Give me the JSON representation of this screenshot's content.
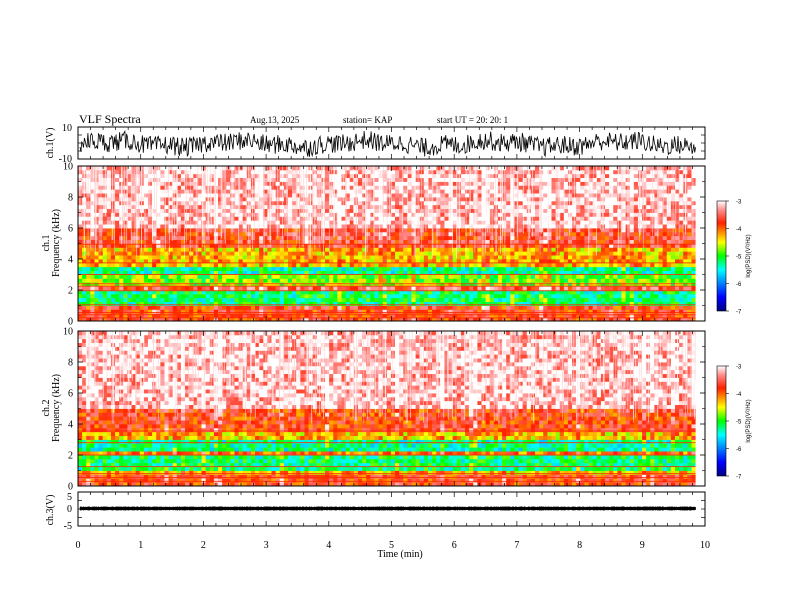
{
  "header": {
    "title": "VLF Spectra",
    "date": "Aug.13, 2025",
    "station": "station= KAP",
    "start_time": "start  UT =   20: 20: 1"
  },
  "chart_data": {
    "type": "heatmap",
    "title": "VLF Spectra",
    "x": {
      "label": "Time  (min)",
      "range": [
        0,
        10
      ],
      "ticks": [
        "0",
        "1",
        "2",
        "3",
        "4",
        "5",
        "6",
        "7",
        "8",
        "9",
        "10"
      ],
      "data_end": 9.85
    },
    "panels": [
      {
        "id": "ch1_waveform",
        "type": "line",
        "ylabel": "ch.1(V)",
        "ylim": [
          -10,
          10
        ],
        "tick_labels": [
          "10",
          "-10"
        ],
        "mean": -0.5,
        "amplitude": 6
      },
      {
        "id": "ch1_spectrogram",
        "type": "heatmap",
        "ylabel_line1": "ch.1",
        "ylabel_line2": "Frequency  (kHz)",
        "ylim": [
          0,
          10
        ],
        "tick_labels": [
          "0",
          "2",
          "4",
          "6",
          "8",
          "10"
        ],
        "bands": [
          {
            "from": 0.0,
            "to": 1.0,
            "level": -3.8
          },
          {
            "from": 1.0,
            "to": 2.0,
            "level": -5.2
          },
          {
            "from": 2.0,
            "to": 2.3,
            "level": -3.6
          },
          {
            "from": 2.3,
            "to": 3.0,
            "level": -4.8
          },
          {
            "from": 3.0,
            "to": 3.6,
            "level": -5.3
          },
          {
            "from": 3.6,
            "to": 4.8,
            "level": -4.3
          },
          {
            "from": 4.8,
            "to": 6.0,
            "level": -3.7
          },
          {
            "from": 6.0,
            "to": 10.0,
            "level": -3.2
          }
        ],
        "lines_khz": [
          0.2,
          0.4,
          0.55,
          1.05,
          1.95,
          2.25,
          2.4,
          3.0,
          3.75,
          4.95
        ],
        "colorbar": {
          "label": "log(PSD)(V²/Hz)",
          "range": [
            -7,
            -3
          ],
          "tick_labels": [
            "-3",
            "-4",
            "-5",
            "-6",
            "-7"
          ]
        }
      },
      {
        "id": "ch2_spectrogram",
        "type": "heatmap",
        "ylabel_line1": "ch.2",
        "ylabel_line2": "Frequency  (kHz)",
        "ylim": [
          0,
          10
        ],
        "tick_labels": [
          "0",
          "2",
          "4",
          "6",
          "8",
          "10"
        ],
        "bands": [
          {
            "from": 0.0,
            "to": 0.7,
            "level": -3.8
          },
          {
            "from": 0.7,
            "to": 1.1,
            "level": -4.3
          },
          {
            "from": 1.1,
            "to": 1.9,
            "level": -5.2
          },
          {
            "from": 1.9,
            "to": 2.2,
            "level": -4.0
          },
          {
            "from": 2.2,
            "to": 3.1,
            "level": -5.3
          },
          {
            "from": 3.1,
            "to": 3.6,
            "level": -4.3
          },
          {
            "from": 3.6,
            "to": 5.0,
            "level": -3.8
          },
          {
            "from": 5.0,
            "to": 10.0,
            "level": -3.2
          }
        ],
        "lines_khz": [
          0.3,
          0.55,
          0.8,
          1.25,
          2.0,
          2.8,
          3.55
        ],
        "colorbar": {
          "label": "log(PSD)(V²/Hz)",
          "range": [
            -7,
            -3
          ],
          "tick_labels": [
            "-3",
            "-4",
            "-5",
            "-6",
            "-7"
          ]
        }
      },
      {
        "id": "ch3_waveform",
        "type": "line",
        "ylabel": "ch.3(V)",
        "ylim": [
          -5,
          5
        ],
        "tick_labels": [
          "5",
          "0",
          "-5"
        ],
        "mean": 0.15,
        "amplitude": 0.45
      }
    ]
  }
}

SET EXERCISE:
Every line of the material is to be quoted exactly, with no pictures carried over.

EXERCISE RESPONSE:
Give me the JSON representation of this screenshot's content.
{
  "header": {
    "title": "VLF Spectra",
    "date": "Aug.13, 2025",
    "station": "station= KAP",
    "start_time": "start  UT =   20: 20: 1"
  },
  "chart_data": {
    "type": "heatmap",
    "title": "VLF Spectra",
    "x": {
      "label": "Time  (min)",
      "range": [
        0,
        10
      ],
      "ticks": [
        "0",
        "1",
        "2",
        "3",
        "4",
        "5",
        "6",
        "7",
        "8",
        "9",
        "10"
      ],
      "data_end": 9.85
    },
    "panels": [
      {
        "id": "ch1_waveform",
        "type": "line",
        "ylabel": "ch.1(V)",
        "ylim": [
          -10,
          10
        ],
        "tick_labels": [
          "10",
          "-10"
        ],
        "mean": -0.5,
        "amplitude": 6
      },
      {
        "id": "ch1_spectrogram",
        "type": "heatmap",
        "ylabel_line1": "ch.1",
        "ylabel_line2": "Frequency  (kHz)",
        "ylim": [
          0,
          10
        ],
        "tick_labels": [
          "0",
          "2",
          "4",
          "6",
          "8",
          "10"
        ],
        "bands": [
          {
            "from": 0.0,
            "to": 1.0,
            "level": -3.8
          },
          {
            "from": 1.0,
            "to": 2.0,
            "level": -5.2
          },
          {
            "from": 2.0,
            "to": 2.3,
            "level": -3.6
          },
          {
            "from": 2.3,
            "to": 3.0,
            "level": -4.8
          },
          {
            "from": 3.0,
            "to": 3.6,
            "level": -5.3
          },
          {
            "from": 3.6,
            "to": 4.8,
            "level": -4.3
          },
          {
            "from": 4.8,
            "to": 6.0,
            "level": -3.7
          },
          {
            "from": 6.0,
            "to": 10.0,
            "level": -3.2
          }
        ],
        "lines_khz": [
          0.2,
          0.4,
          0.55,
          1.05,
          1.95,
          2.25,
          2.4,
          3.0,
          3.75,
          4.95
        ],
        "colorbar": {
          "label": "log(PSD)(V²/Hz)",
          "range": [
            -7,
            -3
          ],
          "tick_labels": [
            "-3",
            "-4",
            "-5",
            "-6",
            "-7"
          ]
        }
      },
      {
        "id": "ch2_spectrogram",
        "type": "heatmap",
        "ylabel_line1": "ch.2",
        "ylabel_line2": "Frequency  (kHz)",
        "ylim": [
          0,
          10
        ],
        "tick_labels": [
          "0",
          "2",
          "4",
          "6",
          "8",
          "10"
        ],
        "bands": [
          {
            "from": 0.0,
            "to": 0.7,
            "level": -3.8
          },
          {
            "from": 0.7,
            "to": 1.1,
            "level": -4.3
          },
          {
            "from": 1.1,
            "to": 1.9,
            "level": -5.2
          },
          {
            "from": 1.9,
            "to": 2.2,
            "level": -4.0
          },
          {
            "from": 2.2,
            "to": 3.1,
            "level": -5.3
          },
          {
            "from": 3.1,
            "to": 3.6,
            "level": -4.3
          },
          {
            "from": 3.6,
            "to": 5.0,
            "level": -3.8
          },
          {
            "from": 5.0,
            "to": 10.0,
            "level": -3.2
          }
        ],
        "lines_khz": [
          0.3,
          0.55,
          0.8,
          1.25,
          2.0,
          2.8,
          3.55
        ],
        "colorbar": {
          "label": "log(PSD)(V²/Hz)",
          "range": [
            -7,
            -3
          ],
          "tick_labels": [
            "-3",
            "-4",
            "-5",
            "-6",
            "-7"
          ]
        }
      },
      {
        "id": "ch3_waveform",
        "type": "line",
        "ylabel": "ch.3(V)",
        "ylim": [
          -5,
          5
        ],
        "tick_labels": [
          "5",
          "0",
          "-5"
        ],
        "mean": 0.15,
        "amplitude": 0.45
      }
    ]
  }
}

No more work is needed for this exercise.